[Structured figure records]
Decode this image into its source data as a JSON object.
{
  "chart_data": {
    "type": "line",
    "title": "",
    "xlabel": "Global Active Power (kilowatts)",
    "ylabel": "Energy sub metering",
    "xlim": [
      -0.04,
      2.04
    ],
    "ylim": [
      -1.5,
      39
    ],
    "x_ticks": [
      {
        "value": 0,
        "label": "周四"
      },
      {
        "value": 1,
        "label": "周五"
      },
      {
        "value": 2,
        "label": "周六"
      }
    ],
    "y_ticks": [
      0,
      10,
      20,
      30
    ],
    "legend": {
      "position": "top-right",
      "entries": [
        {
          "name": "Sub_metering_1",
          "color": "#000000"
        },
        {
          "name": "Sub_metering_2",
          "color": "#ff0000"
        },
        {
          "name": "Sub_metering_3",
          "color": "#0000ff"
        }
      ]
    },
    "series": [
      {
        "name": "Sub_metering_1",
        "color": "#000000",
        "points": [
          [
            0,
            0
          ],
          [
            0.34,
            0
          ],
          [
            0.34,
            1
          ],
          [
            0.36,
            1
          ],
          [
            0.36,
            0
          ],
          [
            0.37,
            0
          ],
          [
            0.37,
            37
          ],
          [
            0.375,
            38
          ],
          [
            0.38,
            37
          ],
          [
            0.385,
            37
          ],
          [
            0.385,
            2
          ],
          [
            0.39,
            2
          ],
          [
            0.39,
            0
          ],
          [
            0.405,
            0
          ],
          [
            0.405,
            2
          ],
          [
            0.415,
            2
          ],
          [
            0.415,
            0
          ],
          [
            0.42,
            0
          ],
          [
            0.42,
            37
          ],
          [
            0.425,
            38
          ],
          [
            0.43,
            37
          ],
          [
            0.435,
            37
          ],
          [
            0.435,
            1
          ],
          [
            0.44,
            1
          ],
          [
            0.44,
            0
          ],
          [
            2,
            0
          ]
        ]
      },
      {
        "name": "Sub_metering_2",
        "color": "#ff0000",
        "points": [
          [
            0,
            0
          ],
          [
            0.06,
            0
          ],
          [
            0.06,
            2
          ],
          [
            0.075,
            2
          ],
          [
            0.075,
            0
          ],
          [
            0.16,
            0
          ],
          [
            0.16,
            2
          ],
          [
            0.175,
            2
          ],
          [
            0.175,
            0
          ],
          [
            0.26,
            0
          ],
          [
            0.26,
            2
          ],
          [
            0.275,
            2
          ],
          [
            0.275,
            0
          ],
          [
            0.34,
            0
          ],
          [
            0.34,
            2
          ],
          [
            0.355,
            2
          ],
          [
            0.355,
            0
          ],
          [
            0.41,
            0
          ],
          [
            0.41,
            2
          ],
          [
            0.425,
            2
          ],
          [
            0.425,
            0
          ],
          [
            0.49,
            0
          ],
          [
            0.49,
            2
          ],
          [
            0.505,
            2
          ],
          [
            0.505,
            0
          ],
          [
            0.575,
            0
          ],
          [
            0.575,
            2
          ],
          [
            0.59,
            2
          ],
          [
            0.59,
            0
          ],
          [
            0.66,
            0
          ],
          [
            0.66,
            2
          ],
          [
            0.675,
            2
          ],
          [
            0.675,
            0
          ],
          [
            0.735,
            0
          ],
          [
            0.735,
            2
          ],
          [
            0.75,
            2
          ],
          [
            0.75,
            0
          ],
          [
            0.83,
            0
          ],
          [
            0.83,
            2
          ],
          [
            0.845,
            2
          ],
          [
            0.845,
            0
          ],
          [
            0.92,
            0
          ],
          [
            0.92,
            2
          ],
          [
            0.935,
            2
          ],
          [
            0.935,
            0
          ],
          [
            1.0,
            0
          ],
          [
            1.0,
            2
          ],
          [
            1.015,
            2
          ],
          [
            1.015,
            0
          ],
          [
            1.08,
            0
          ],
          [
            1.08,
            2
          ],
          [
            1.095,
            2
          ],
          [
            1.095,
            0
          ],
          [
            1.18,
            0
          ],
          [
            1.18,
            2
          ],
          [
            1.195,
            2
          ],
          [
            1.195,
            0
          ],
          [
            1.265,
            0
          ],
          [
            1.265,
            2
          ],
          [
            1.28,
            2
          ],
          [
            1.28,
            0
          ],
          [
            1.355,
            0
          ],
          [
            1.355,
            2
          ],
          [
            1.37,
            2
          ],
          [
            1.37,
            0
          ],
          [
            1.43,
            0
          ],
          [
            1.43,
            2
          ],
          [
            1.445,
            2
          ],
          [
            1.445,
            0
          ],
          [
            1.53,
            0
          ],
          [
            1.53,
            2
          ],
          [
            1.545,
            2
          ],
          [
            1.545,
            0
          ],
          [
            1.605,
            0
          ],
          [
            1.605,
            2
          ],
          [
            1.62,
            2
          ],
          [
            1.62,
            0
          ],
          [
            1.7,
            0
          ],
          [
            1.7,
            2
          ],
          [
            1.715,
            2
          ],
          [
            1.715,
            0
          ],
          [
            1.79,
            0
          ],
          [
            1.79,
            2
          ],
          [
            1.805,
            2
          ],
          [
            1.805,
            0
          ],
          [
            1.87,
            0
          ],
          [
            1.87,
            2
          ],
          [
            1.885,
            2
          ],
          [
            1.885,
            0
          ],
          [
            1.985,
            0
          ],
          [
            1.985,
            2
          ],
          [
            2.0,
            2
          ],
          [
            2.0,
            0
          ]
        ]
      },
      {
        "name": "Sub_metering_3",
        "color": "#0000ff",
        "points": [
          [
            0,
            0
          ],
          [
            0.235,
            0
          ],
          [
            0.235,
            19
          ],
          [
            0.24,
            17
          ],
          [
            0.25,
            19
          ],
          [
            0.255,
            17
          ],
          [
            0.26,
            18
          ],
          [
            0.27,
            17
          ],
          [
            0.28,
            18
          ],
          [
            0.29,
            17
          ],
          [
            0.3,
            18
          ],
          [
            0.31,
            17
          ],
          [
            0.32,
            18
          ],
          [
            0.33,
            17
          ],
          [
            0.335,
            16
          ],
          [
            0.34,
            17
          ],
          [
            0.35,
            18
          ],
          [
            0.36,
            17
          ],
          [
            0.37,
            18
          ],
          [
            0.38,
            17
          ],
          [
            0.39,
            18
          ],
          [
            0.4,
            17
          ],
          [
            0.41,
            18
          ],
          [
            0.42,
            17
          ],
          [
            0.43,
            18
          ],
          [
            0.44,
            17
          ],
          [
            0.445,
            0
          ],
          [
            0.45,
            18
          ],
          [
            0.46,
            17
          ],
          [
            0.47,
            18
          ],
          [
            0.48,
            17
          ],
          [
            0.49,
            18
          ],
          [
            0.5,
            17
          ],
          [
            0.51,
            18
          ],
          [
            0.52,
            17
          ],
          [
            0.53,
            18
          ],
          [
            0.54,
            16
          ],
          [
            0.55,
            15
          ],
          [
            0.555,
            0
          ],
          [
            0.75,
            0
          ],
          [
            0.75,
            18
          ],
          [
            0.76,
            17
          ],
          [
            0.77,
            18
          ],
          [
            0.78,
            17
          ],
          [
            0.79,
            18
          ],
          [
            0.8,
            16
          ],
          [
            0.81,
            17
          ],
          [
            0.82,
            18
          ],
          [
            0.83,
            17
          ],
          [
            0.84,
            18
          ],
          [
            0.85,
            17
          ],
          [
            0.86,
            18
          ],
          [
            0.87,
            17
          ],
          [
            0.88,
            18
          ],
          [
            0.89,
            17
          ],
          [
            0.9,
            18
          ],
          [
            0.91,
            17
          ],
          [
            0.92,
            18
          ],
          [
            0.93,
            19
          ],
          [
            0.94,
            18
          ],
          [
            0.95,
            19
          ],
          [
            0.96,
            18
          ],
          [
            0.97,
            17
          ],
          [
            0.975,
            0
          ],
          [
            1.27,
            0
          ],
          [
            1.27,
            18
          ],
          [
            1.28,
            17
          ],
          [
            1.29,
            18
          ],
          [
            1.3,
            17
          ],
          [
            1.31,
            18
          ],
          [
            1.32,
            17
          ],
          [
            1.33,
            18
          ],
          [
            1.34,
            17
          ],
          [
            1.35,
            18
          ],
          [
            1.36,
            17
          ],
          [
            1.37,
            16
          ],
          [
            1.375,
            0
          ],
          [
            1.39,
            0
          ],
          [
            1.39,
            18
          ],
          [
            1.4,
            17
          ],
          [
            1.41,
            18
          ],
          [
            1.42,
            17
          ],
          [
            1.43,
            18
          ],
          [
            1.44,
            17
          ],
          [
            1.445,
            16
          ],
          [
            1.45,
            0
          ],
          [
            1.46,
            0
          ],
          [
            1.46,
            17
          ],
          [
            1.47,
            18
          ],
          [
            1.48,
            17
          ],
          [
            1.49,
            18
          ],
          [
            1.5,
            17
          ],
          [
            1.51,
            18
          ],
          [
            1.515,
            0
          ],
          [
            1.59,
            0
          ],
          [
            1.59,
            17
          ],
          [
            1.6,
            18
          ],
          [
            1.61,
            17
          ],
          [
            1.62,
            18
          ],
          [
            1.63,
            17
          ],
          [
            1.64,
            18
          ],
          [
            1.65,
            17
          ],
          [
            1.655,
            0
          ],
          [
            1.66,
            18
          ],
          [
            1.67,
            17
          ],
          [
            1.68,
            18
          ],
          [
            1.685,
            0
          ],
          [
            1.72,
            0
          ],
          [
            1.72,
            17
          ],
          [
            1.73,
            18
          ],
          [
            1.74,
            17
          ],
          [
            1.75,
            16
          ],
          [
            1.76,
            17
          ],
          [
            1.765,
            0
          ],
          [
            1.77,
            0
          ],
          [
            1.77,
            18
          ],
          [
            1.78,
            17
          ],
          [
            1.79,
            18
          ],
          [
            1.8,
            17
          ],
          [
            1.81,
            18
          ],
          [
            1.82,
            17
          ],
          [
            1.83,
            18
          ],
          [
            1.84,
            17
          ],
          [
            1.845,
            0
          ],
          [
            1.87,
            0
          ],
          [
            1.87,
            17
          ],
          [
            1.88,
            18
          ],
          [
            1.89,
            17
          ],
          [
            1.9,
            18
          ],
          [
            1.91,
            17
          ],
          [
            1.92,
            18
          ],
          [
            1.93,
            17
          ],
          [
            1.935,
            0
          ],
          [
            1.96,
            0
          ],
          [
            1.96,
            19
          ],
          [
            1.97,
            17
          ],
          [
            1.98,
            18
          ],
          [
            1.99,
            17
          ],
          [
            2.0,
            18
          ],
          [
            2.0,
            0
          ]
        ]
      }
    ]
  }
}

**EXERCISE AIM**
Report how many lines in the entries hold the string "color". Nothing but the number is wanted.

**WORKED ANSWER**
6